■ What needs to be done: Locate every line in the records below that contains the string "emoji" and copy each of those lines in full. Treat the match as case-sensitive.

■ Exercise material:
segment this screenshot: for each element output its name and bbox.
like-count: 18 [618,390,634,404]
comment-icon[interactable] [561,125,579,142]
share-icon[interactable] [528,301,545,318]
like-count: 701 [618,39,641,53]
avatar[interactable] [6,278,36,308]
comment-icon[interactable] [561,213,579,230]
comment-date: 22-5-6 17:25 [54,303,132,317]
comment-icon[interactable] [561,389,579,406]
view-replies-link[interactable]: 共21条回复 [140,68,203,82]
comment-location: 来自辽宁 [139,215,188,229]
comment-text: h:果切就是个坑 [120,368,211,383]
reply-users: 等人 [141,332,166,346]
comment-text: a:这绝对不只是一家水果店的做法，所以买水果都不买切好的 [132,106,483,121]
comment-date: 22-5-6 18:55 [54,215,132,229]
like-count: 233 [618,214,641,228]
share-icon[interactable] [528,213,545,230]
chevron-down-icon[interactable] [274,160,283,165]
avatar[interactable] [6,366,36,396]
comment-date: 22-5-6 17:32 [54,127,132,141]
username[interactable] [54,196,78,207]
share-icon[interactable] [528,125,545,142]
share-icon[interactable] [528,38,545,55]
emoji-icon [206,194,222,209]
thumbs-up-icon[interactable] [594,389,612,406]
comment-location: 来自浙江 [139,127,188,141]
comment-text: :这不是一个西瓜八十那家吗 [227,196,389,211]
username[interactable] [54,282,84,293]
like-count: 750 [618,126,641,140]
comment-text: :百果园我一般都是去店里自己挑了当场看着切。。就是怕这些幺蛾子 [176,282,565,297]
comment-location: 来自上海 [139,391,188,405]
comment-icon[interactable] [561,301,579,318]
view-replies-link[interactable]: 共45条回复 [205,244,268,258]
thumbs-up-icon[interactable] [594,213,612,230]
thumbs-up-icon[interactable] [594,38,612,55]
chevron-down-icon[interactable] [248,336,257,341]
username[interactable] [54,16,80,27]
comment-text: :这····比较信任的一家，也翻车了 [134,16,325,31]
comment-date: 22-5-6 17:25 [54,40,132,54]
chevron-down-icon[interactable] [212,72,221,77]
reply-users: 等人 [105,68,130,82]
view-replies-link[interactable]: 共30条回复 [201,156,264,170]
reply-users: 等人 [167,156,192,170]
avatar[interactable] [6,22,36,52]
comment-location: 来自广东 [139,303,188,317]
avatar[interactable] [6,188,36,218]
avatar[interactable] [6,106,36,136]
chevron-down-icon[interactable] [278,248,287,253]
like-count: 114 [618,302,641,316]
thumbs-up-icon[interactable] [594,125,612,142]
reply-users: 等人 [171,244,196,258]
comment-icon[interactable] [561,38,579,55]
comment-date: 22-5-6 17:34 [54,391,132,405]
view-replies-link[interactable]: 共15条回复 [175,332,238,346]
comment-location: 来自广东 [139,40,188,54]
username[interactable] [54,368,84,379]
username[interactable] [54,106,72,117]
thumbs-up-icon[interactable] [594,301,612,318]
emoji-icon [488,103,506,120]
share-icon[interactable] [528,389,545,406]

■ Task solution:
emoji-icon [206,194,222,209]
emoji-icon [488,103,506,120]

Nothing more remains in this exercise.